REQUIREMENT -> Do not include the pictures; repeat the rest of the data exactly.

Stored records:
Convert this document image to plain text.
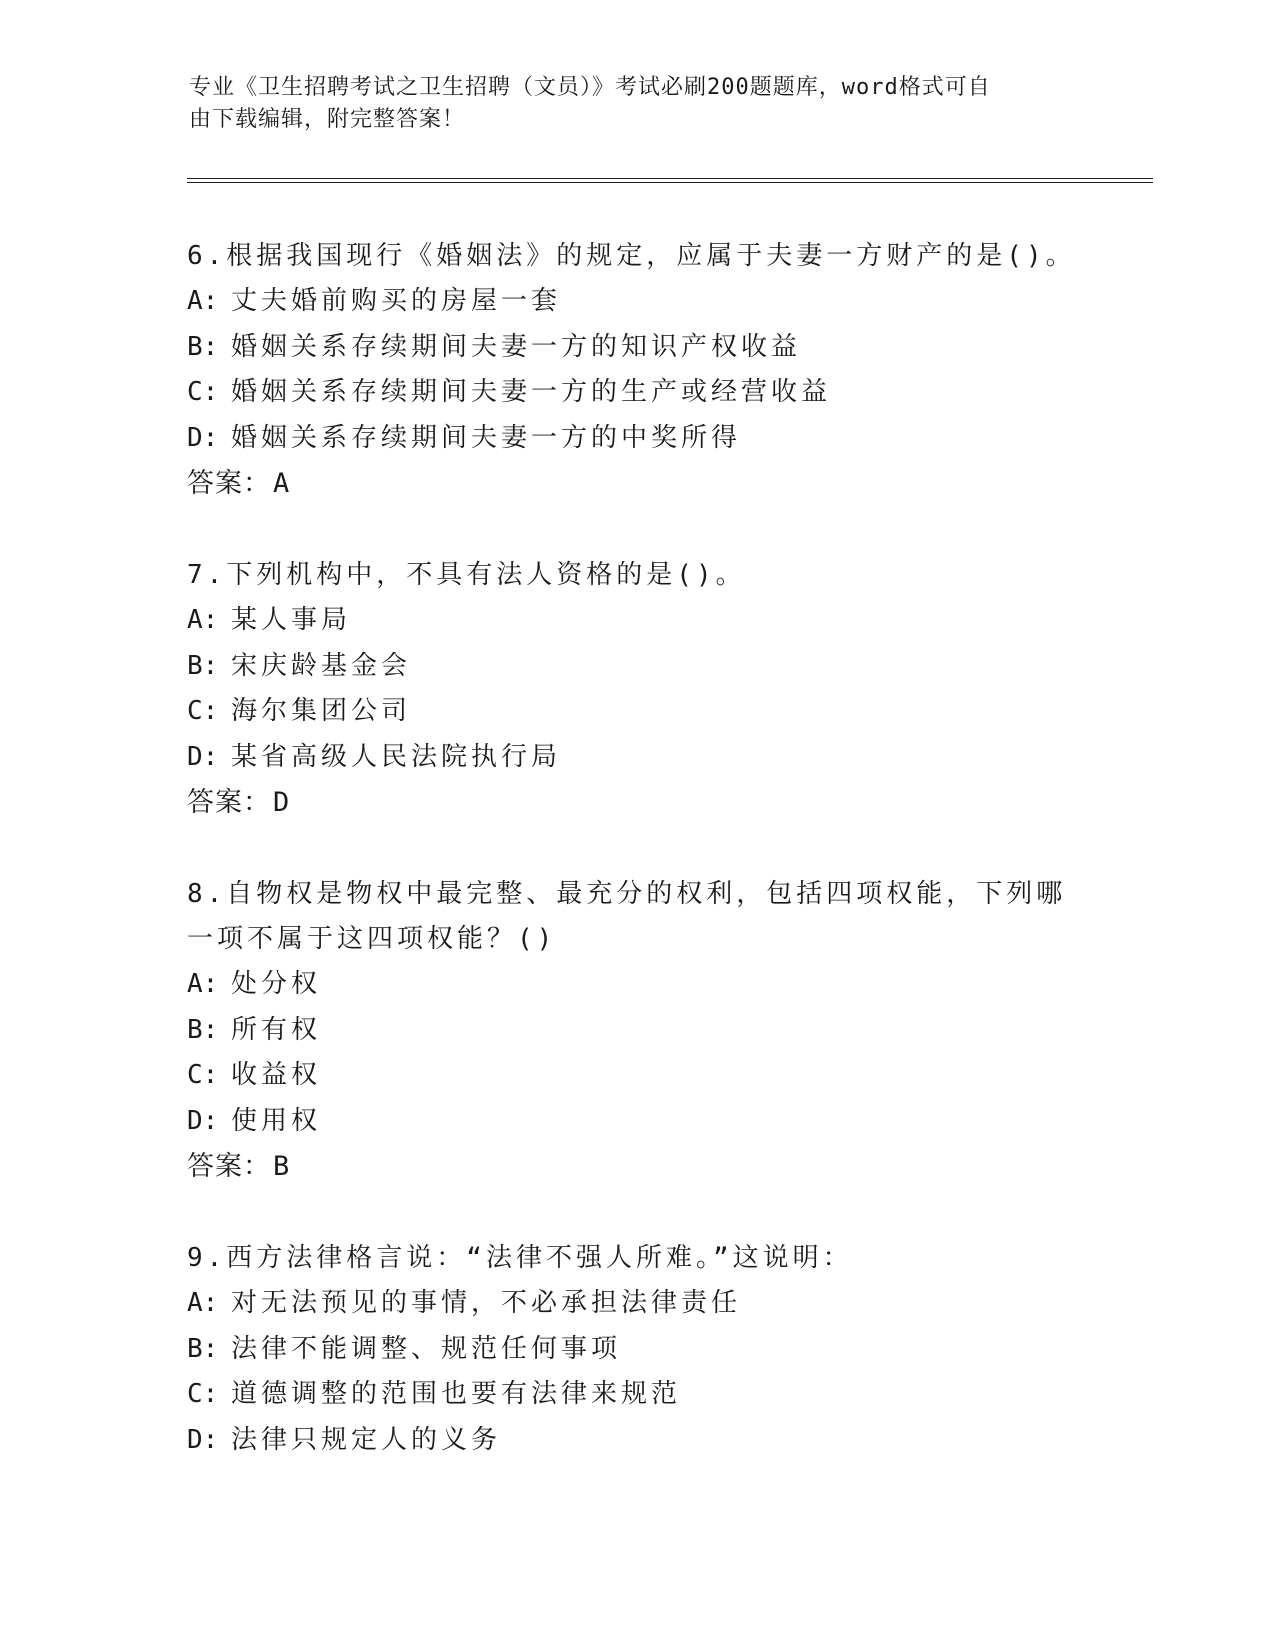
专业《卫生招聘考试之卫生招聘（文员）》考试必刷200题题库，word格式可自
由下载编辑，附完整答案！

6.根据我国现行《婚姻法》的规定，应属于夫妻一方财产的是()。

A: 丈夫婚前购买的房屋一套

B: 婚姻关系存续期间夫妻一方的知识产权收益

C: 婚姻关系存续期间夫妻一方的生产或经营收益

D: 婚姻关系存续期间夫妻一方的中奖所得

答案：A

7.下列机构中，不具有法人资格的是()。

A: 某人事局

B: 宋庆龄基金会

C: 海尔集团公司

D: 某省高级人民法院执行局

答案：D

8.自物权是物权中最完整、最充分的权利，包括四项权能，下列哪一项不属于这四项权能？()

A: 处分权

B: 所有权

C: 收益权

D: 使用权

答案：B

9.西方法律格言说：“法律不强人所难。”这说明：

A: 对无法预见的事情，不必承担法律责任

B: 法律不能调整、规范任何事项

C: 道德调整的范围也要有法律来规范

D: 法律只规定人的义务
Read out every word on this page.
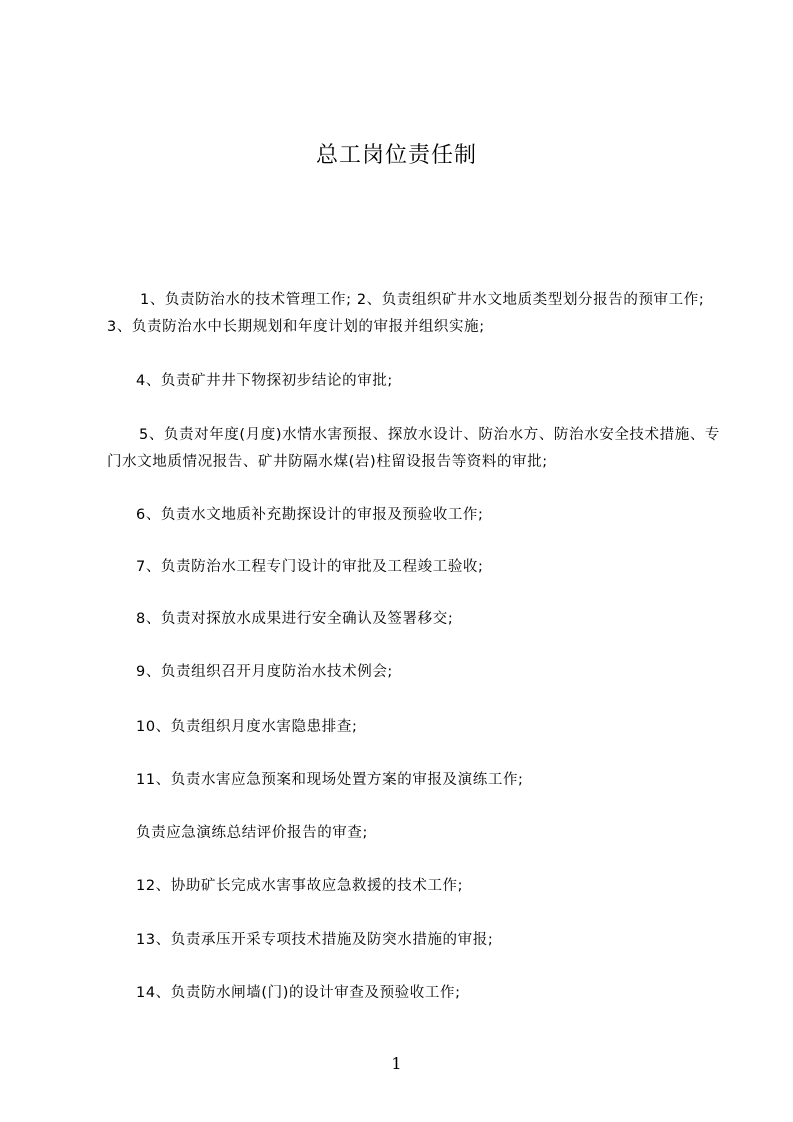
总工岗位责任制
1、负责防治水的技术管理工作; 2、负责组织矿井水文地质类型划分报告的预审工作;3、负责防治水中长期规划和年度计划的审报并组织实施;
4、负责矿井井下物探初步结论的审批;
5、负责对年度(月度)水情水害预报、探放水设计、防治水方、防治水安全技术措施、专门水文地质情况报告、矿井防隔水煤(岩)柱留设报告等资料的审批;
6、负责水文地质补充勘探设计的审报及预验收工作;
7、负责防治水工程专门设计的审批及工程竣工验收;
8、负责对探放水成果进行安全确认及签署移交;
9、负责组织召开月度防治水技术例会;
10、负责组织月度水害隐患排查;
11、负责水害应急预案和现场处置方案的审报及演练工作;
负责应急演练总结评价报告的审查;
12、协助矿长完成水害事故应急救援的技术工作;
13、负责承压开采专项技术措施及防突水措施的审报;
14、负责防水闸墙(门)的设计审查及预验收工作;
1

EXERCISE ANSWER ->
Convert this document image to plain text.
专业《卫生招聘考试之卫生招聘（文员）》考试必刷200题题库，word格式可自
由下载编辑，附完整答案！

6.根据我国现行《婚姻法》的规定，应属于夫妻一方财产的是()。

A: 丈夫婚前购买的房屋一套

B: 婚姻关系存续期间夫妻一方的知识产权收益

C: 婚姻关系存续期间夫妻一方的生产或经营收益

D: 婚姻关系存续期间夫妻一方的中奖所得

答案：A

7.下列机构中，不具有法人资格的是()。

A: 某人事局

B: 宋庆龄基金会

C: 海尔集团公司

D: 某省高级人民法院执行局

答案：D

8.自物权是物权中最完整、最充分的权利，包括四项权能，下列哪一项不属于这四项权能？()

A: 处分权

B: 所有权

C: 收益权

D: 使用权

答案：B

9.西方法律格言说：“法律不强人所难。”这说明：

A: 对无法预见的事情，不必承担法律责任

B: 法律不能调整、规范任何事项

C: 道德调整的范围也要有法律来规范

D: 法律只规定人的义务
Read out every word on this page.
总工岗位责任制
1、负责防治水的技术管理工作; 2、负责组织矿井水文地质类型划分报告的预审工作;3、负责防治水中长期规划和年度计划的审报并组织实施;
4、负责矿井井下物探初步结论的审批;
5、负责对年度(月度)水情水害预报、探放水设计、防治水方、防治水安全技术措施、专门水文地质情况报告、矿井防隔水煤(岩)柱留设报告等资料的审批;
6、负责水文地质补充勘探设计的审报及预验收工作;
7、负责防治水工程专门设计的审批及工程竣工验收;
8、负责对探放水成果进行安全确认及签署移交;
9、负责组织召开月度防治水技术例会;
10、负责组织月度水害隐患排查;
11、负责水害应急预案和现场处置方案的审报及演练工作;
负责应急演练总结评价报告的审查;
12、协助矿长完成水害事故应急救援的技术工作;
13、负责承压开采专项技术措施及防突水措施的审报;
14、负责防水闸墙(门)的设计审查及预验收工作;
1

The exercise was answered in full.